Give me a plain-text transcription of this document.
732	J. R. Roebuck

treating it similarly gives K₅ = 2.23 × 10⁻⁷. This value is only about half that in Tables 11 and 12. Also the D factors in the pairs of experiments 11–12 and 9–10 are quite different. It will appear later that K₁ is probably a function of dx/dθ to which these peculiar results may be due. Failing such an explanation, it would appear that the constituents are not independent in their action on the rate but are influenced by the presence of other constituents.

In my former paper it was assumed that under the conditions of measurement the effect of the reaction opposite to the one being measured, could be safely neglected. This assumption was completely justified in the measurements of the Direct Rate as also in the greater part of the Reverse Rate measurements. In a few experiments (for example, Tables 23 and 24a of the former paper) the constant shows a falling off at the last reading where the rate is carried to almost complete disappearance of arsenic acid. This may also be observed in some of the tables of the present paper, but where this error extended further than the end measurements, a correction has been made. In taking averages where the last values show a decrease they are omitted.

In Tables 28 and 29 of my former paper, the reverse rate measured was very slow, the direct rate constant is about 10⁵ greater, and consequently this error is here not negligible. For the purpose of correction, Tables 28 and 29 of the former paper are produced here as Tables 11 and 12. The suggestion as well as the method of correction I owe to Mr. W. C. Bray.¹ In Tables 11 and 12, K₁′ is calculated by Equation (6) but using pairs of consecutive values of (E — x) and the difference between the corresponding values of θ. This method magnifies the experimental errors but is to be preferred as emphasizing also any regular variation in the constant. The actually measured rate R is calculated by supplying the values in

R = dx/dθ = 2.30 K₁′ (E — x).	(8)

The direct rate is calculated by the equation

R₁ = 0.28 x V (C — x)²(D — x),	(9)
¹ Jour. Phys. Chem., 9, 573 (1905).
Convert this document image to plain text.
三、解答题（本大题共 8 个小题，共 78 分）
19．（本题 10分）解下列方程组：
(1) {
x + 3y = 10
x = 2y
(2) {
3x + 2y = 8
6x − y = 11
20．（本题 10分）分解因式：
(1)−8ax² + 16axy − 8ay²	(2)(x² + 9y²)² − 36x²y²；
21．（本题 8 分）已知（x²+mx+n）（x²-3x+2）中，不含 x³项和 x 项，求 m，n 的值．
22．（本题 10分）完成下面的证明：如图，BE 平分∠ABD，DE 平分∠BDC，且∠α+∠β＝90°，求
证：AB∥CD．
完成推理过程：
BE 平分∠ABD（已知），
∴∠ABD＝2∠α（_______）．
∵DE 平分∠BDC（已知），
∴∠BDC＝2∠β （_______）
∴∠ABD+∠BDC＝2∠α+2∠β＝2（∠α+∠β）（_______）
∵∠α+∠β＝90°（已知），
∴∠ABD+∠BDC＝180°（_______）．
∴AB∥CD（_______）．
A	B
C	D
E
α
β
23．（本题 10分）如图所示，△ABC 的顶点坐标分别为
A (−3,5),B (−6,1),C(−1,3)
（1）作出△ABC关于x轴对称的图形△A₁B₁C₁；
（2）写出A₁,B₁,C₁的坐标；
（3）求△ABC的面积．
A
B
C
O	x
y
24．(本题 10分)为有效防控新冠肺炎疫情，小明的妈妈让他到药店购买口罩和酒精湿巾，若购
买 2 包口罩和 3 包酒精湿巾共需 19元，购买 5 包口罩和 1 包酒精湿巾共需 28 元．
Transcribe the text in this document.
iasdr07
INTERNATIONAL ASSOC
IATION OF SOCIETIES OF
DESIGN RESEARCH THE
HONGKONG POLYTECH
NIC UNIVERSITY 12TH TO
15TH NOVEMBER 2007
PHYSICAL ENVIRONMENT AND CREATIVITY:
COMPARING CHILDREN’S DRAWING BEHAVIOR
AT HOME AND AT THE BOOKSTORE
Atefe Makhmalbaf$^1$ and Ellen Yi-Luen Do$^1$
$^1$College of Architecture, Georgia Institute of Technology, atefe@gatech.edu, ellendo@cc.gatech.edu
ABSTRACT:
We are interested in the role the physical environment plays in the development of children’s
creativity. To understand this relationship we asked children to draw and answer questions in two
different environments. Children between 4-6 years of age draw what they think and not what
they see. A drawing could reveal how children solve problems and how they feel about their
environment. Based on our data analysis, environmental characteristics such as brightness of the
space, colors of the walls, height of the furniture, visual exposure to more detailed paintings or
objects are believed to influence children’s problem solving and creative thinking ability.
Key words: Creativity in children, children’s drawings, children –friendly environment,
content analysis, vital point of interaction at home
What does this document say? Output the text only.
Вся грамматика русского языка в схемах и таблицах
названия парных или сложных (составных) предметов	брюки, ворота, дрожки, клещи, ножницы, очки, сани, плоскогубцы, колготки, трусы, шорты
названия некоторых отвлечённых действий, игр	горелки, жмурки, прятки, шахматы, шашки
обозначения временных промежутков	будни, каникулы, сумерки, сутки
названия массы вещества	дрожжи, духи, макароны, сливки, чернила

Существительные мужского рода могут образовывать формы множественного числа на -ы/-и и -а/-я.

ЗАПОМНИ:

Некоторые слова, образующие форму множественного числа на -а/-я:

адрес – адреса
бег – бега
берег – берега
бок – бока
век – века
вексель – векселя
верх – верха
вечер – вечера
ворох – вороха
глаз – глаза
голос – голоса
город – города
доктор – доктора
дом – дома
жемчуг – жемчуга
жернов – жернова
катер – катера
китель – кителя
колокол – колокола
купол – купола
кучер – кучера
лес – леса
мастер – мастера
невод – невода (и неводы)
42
━━━━━━━━
### TASK GOAL
Each line of the material above must be retyped precisely.

### ANSWER
Give me a plain-text transcription of this document.
732	J. R. Roebuck

treating it similarly gives K₅ = 2.23 × 10⁻⁷. This value is only about half that in Tables 11 and 12. Also the D factors in the pairs of experiments 11–12 and 9–10 are quite different. It will appear later that K₁ is probably a function of dx/dθ to which these peculiar results may be due. Failing such an explanation, it would appear that the constituents are not independent in their action on the rate but are influenced by the presence of other constituents.

In my former paper it was assumed that under the conditions of measurement the effect of the reaction opposite to the one being measured, could be safely neglected. This assumption was completely justified in the measurements of the Direct Rate as also in the greater part of the Reverse Rate measurements. In a few experiments (for example, Tables 23 and 24a of the former paper) the constant shows a falling off at the last reading where the rate is carried to almost complete disappearance of arsenic acid. This may also be observed in some of the tables of the present paper, but where this error extended further than the end measurements, a correction has been made. In taking averages where the last values show a decrease they are omitted.

In Tables 28 and 29 of my former paper, the reverse rate measured was very slow, the direct rate constant is about 10⁵ greater, and consequently this error is here not negligible. For the purpose of correction, Tables 28 and 29 of the former paper are produced here as Tables 11 and 12. The suggestion as well as the method of correction I owe to Mr. W. C. Bray.¹ In Tables 11 and 12, K₁′ is calculated by Equation (6) but using pairs of consecutive values of (E — x) and the difference between the corresponding values of θ. This method magnifies the experimental errors but is to be preferred as emphasizing also any regular variation in the constant. The actually measured rate R is calculated by supplying the values in

R = dx/dθ = 2.30 K₁′ (E — x).	(8)

The direct rate is calculated by the equation

R₁ = 0.28 x V (C — x)²(D — x),	(9)
¹ Jour. Phys. Chem., 9, 573 (1905).
Convert this document image to plain text.
三、解答题（本大题共 8 个小题，共 78 分）
19．（本题 10分）解下列方程组：
(1) {
x + 3y = 10
x = 2y
(2) {
3x + 2y = 8
6x − y = 11
20．（本题 10分）分解因式：
(1)−8ax² + 16axy − 8ay²	(2)(x² + 9y²)² − 36x²y²；
21．（本题 8 分）已知（x²+mx+n）（x²-3x+2）中，不含 x³项和 x 项，求 m，n 的值．
22．（本题 10分）完成下面的证明：如图，BE 平分∠ABD，DE 平分∠BDC，且∠α+∠β＝90°，求
证：AB∥CD．
完成推理过程：
BE 平分∠ABD（已知），
∴∠ABD＝2∠α（_______）．
∵DE 平分∠BDC（已知），
∴∠BDC＝2∠β （_______）
∴∠ABD+∠BDC＝2∠α+2∠β＝2（∠α+∠β）（_______）
∵∠α+∠β＝90°（已知），
∴∠ABD+∠BDC＝180°（_______）．
∴AB∥CD（_______）．
A	B
C	D
E
α
β
23．（本题 10分）如图所示，△ABC 的顶点坐标分别为
A (−3,5),B (−6,1),C(−1,3)
（1）作出△ABC关于x轴对称的图形△A₁B₁C₁；
（2）写出A₁,B₁,C₁的坐标；
（3）求△ABC的面积．
A
B
C
O	x
y
24．(本题 10分)为有效防控新冠肺炎疫情，小明的妈妈让他到药店购买口罩和酒精湿巾，若购
买 2 包口罩和 3 包酒精湿巾共需 19元，购买 5 包口罩和 1 包酒精湿巾共需 28 元．
Transcribe the text in this document.
iasdr07
INTERNATIONAL ASSOC
IATION OF SOCIETIES OF
DESIGN RESEARCH THE
HONGKONG POLYTECH
NIC UNIVERSITY 12TH TO
15TH NOVEMBER 2007
PHYSICAL ENVIRONMENT AND CREATIVITY:
COMPARING CHILDREN’S DRAWING BEHAVIOR
AT HOME AND AT THE BOOKSTORE
Atefe Makhmalbaf$^1$ and Ellen Yi-Luen Do$^1$
$^1$College of Architecture, Georgia Institute of Technology, atefe@gatech.edu, ellendo@cc.gatech.edu
ABSTRACT:
We are interested in the role the physical environment plays in the development of children’s
creativity. To understand this relationship we asked children to draw and answer questions in two
different environments. Children between 4-6 years of age draw what they think and not what
they see. A drawing could reveal how children solve problems and how they feel about their
environment. Based on our data analysis, environmental characteristics such as brightness of the
space, colors of the walls, height of the furniture, visual exposure to more detailed paintings or
objects are believed to influence children’s problem solving and creative thinking ability.
Key words: Creativity in children, children’s drawings, children –friendly environment,
content analysis, vital point of interaction at home
What does this document say? Output the text only.
Вся грамматика русского языка в схемах и таблицах
названия парных или сложных (составных) предметов	брюки, ворота, дрожки, клещи, ножницы, очки, сани, плоскогубцы, колготки, трусы, шорты
названия некоторых отвлечённых действий, игр	горелки, жмурки, прятки, шахматы, шашки
обозначения временных промежутков	будни, каникулы, сумерки, сутки
названия массы вещества	дрожжи, духи, макароны, сливки, чернила

Существительные мужского рода могут образовывать формы множественного числа на -ы/-и и -а/-я.

ЗАПОМНИ:

Некоторые слова, образующие форму множественного числа на -а/-я:

адрес – адреса
бег – бега
берег – берега
бок – бока
век – века
вексель – векселя
верх – верха
вечер – вечера
ворох – вороха
глаз – глаза
голос – голоса
город – города
доктор – доктора
дом – дома
жемчуг – жемчуга
жернов – жернова
катер – катера
китель – кителя
колокол – колокола
купол – купола
кучер – кучера
лес – леса
мастер – мастера
невод – невода (и неводы)
42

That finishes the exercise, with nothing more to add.